━━━ Source data

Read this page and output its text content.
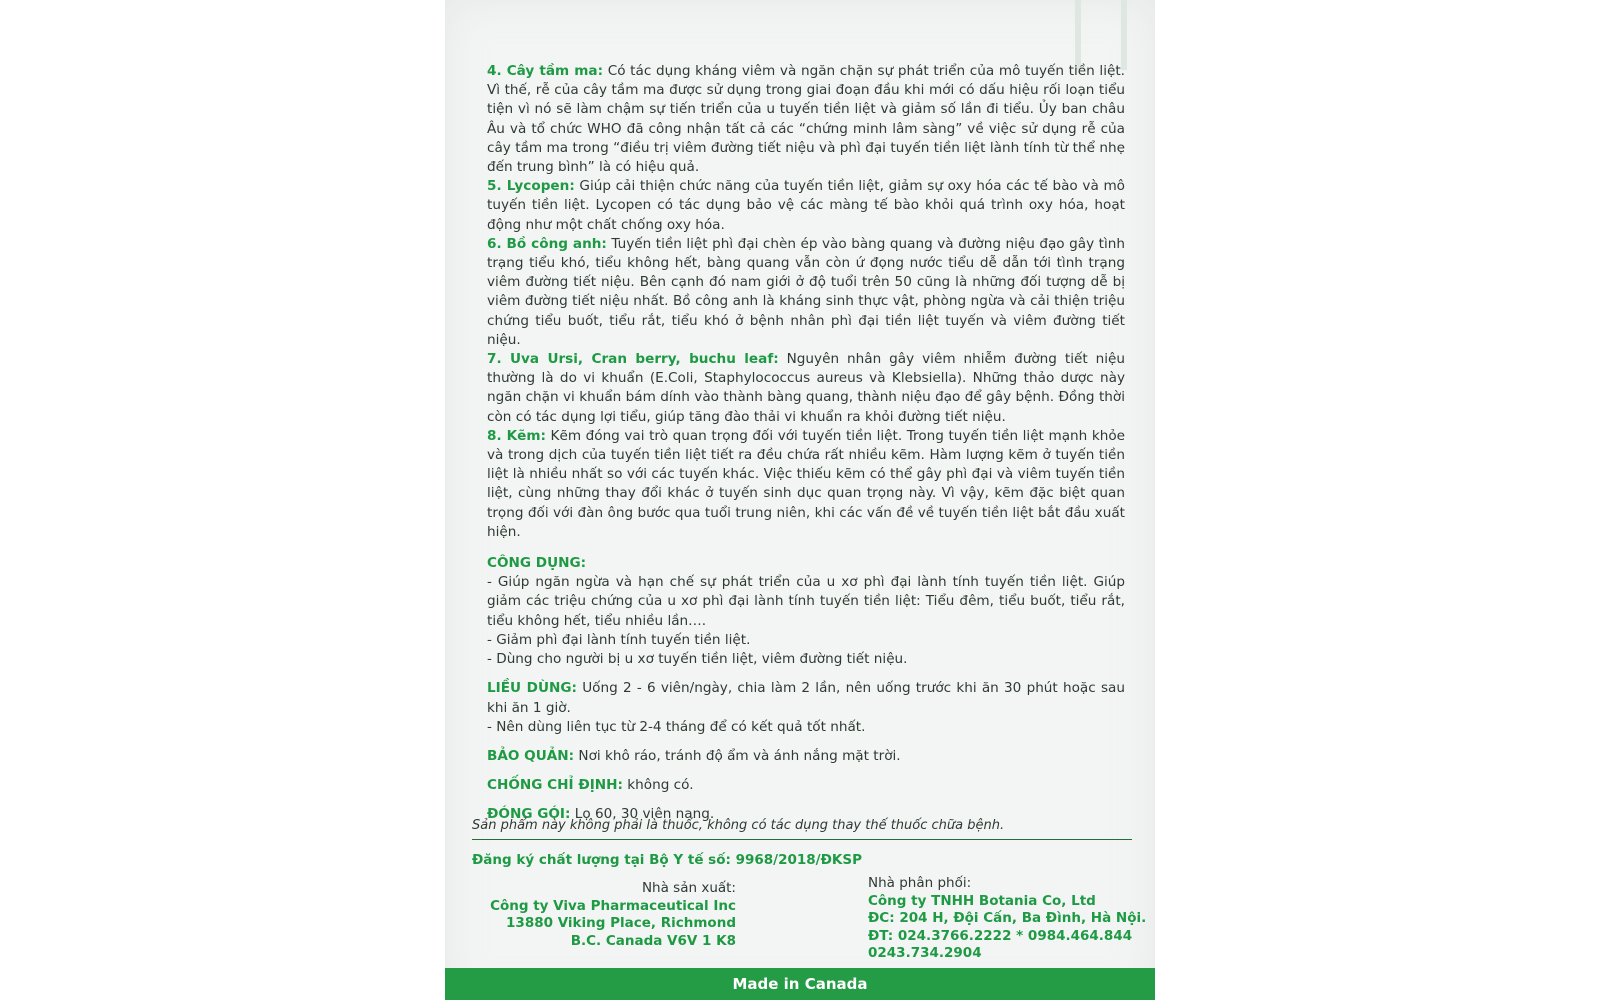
4. Cây tầm ma: Có tác dụng kháng viêm và ngăn chặn sự phát triển của mô tuyến tiền liệt. Vì thế, rễ của cây tầm ma được sử dụng trong giai đoạn đầu khi mới có dấu hiệu rối loạn tiểu tiện vì nó sẽ làm chậm sự tiến triển của u tuyến tiền liệt và giảm số lần đi tiểu. Ủy ban châu Âu và tổ chức WHO đã công nhận tất cả các “chứng minh lâm sàng” về việc sử dụng rễ của cây tầm ma trong “điều trị viêm đường tiết niệu và phì đại tuyến tiền liệt lành tính từ thể nhẹ đến trung bình” là có hiệu quả.

5. Lycopen: Giúp cải thiện chức năng của tuyến tiền liệt, giảm sự oxy hóa các tế bào và mô tuyến tiền liệt. Lycopen có tác dụng bảo vệ các màng tế bào khỏi quá trình oxy hóa, hoạt động như một chất chống oxy hóa.

6. Bồ công anh: Tuyến tiền liệt phì đại chèn ép vào bàng quang và đường niệu đạo gây tình trạng tiểu khó, tiểu không hết, bàng quang vẫn còn ứ đọng nước tiểu dễ dẫn tới tình trạng viêm đường tiết niệu. Bên cạnh đó nam giới ở độ tuổi trên 50 cũng là những đối tượng dễ bị viêm đường tiết niệu nhất. Bồ công anh là kháng sinh thực vật, phòng ngừa và cải thiện triệu chứng tiểu buốt, tiểu rắt, tiểu khó ở bệnh nhân phì đại tiền liệt tuyến và viêm đường tiết niệu.

7. Uva Ursi, Cran berry, buchu leaf: Nguyên nhân gây viêm nhiễm đường tiết niệu thường là do vi khuẩn (E.Coli, Staphylococcus aureus và Klebsiella). Những thảo dược này ngăn chặn vi khuẩn bám dính vào thành bàng quang, thành niệu đạo để gây bệnh. Đồng thời còn có tác dụng lợi tiểu, giúp tăng đào thải vi khuẩn ra khỏi đường tiết niệu.

8. Kẽm: Kẽm đóng vai trò quan trọng đối với tuyến tiền liệt. Trong tuyến tiền liệt mạnh khỏe và trong dịch của tuyến tiền liệt tiết ra đều chứa rất nhiều kẽm. Hàm lượng kẽm ở tuyến tiền liệt là nhiều nhất so với các tuyến khác. Việc thiếu kẽm có thể gây phì đại và viêm tuyến tiền liệt, cùng những thay đổi khác ở tuyến sinh dục quan trọng này. Vì vậy, kẽm đặc biệt quan trọng đối với đàn ông bước qua tuổi trung niên, khi các vấn đề về tuyến tiền liệt bắt đầu xuất hiện.

CÔNG DỤNG:

- Giúp ngăn ngừa và hạn chế sự phát triển của u xơ phì đại lành tính tuyến tiền liệt. Giúp giảm các triệu chứng của u xơ phì đại lành tính tuyến tiền liệt: Tiểu đêm, tiểu buốt, tiểu rắt, tiểu không hết, tiểu nhiều lần….

- Giảm phì đại lành tính tuyến tiền liệt.

- Dùng cho người bị u xơ tuyến tiền liệt, viêm đường tiết niệu.

LIỀU DÙNG: Uống 2 - 6 viên/ngày, chia làm 2 lần, nên uống trước khi ăn 30 phút hoặc sau khi ăn 1 giờ.

- Nên dùng liên tục từ 2-4 tháng để có kết quả tốt nhất.

BẢO QUẢN: Nơi khô ráo, tránh độ ẩm và ánh nắng mặt trời.

CHỐNG CHỈ ĐỊNH: không có.

ĐÓNG GÓI: Lọ 60, 30 viên nang.

Sản phẩm này không phải là thuốc, không có tác dụng thay thế thuốc chữa bệnh.
Đăng ký chất lượng tại Bộ Y tế số: 9968/2018/ĐKSP
Nhà sản xuất:
Công ty Viva Pharmaceutical Inc
13880 Viking Place, Richmond
B.C. Canada V6V 1 K8
Nhà phân phối:
Công ty TNHH Botania Co, Ltd
ĐC: 204 H, Đội Cấn, Ba Đình, Hà Nội.
ĐT: 024.3766.2222 * 0984.464.844
0243.734.2904
Made in Canada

━━━━━━

→ **Challenge**: Scan the listing above for the word "chất" and copy every line that holds it.

→ **Answer**:
5. Lycopen: Giúp cải thiện chức năng của tuyến tiền liệt, giảm sự oxy hóa các tế bào và mô tuyến tiền liệt. Lycopen có tác dụng bảo vệ các màng tế bào khỏi quá trình oxy hóa, hoạt động như một chất chống oxy hóa.
Đăng ký chất lượng tại Bộ Y tế số: 9968/2018/ĐKSP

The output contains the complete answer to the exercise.